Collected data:

+-------+

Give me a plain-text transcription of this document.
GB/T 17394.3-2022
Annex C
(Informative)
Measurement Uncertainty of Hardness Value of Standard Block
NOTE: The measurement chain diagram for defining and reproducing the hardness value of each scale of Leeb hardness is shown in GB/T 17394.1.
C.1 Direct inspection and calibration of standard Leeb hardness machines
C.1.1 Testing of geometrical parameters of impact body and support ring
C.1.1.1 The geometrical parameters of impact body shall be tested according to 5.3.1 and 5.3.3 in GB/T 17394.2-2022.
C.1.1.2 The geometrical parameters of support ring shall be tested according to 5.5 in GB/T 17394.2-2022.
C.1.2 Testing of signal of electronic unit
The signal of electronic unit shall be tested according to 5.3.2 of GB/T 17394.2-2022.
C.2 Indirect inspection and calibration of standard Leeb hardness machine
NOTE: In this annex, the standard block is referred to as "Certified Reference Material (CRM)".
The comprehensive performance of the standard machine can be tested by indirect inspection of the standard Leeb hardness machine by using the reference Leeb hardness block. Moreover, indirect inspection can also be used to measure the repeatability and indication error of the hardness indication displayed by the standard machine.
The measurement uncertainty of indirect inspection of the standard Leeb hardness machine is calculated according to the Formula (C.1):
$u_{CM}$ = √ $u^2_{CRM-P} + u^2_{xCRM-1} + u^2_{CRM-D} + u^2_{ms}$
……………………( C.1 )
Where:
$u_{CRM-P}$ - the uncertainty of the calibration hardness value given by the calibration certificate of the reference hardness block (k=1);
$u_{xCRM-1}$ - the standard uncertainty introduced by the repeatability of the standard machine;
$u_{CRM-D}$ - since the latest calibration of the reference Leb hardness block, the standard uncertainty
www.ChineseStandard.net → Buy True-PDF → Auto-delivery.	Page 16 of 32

+-------+

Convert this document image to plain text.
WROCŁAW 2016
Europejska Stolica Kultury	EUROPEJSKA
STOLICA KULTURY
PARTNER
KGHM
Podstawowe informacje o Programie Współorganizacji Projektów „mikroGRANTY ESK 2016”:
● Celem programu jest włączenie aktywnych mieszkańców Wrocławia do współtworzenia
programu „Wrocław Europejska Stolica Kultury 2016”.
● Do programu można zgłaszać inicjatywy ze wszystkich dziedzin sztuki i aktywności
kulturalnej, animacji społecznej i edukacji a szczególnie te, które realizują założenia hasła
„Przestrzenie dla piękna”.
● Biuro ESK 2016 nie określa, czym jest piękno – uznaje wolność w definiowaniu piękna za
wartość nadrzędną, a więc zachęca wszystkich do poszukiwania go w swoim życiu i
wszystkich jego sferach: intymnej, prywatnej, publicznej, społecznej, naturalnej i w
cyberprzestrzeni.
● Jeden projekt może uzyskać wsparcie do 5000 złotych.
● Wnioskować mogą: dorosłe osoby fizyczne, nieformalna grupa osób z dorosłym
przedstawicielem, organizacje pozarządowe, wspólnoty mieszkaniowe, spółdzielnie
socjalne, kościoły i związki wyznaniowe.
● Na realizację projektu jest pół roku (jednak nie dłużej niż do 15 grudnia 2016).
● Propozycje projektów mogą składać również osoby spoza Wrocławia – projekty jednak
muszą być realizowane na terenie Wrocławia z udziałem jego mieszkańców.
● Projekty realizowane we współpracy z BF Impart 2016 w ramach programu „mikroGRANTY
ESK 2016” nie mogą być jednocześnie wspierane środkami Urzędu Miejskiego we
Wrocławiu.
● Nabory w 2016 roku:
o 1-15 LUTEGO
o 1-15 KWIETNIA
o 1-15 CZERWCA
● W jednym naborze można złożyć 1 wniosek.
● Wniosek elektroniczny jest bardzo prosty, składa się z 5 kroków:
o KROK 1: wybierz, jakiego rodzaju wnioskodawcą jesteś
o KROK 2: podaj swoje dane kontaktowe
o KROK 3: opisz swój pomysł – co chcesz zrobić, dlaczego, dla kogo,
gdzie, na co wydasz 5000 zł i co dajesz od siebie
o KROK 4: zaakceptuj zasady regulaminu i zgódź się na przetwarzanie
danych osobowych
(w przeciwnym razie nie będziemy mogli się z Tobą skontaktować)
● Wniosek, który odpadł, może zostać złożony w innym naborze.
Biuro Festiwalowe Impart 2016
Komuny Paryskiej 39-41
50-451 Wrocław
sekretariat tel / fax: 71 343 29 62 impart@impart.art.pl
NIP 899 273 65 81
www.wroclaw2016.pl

+-------+

> [What you have to do] Gather up every line in the data above that contains the word "osoby", copying each one.

> [Reply]
● Wnioskować mogą: dorosłe osoby fizyczne, nieformalna grupa osób z dorosłym
● Propozycje projektów mogą składać również osoby spoza Wrocławia – projekty jednak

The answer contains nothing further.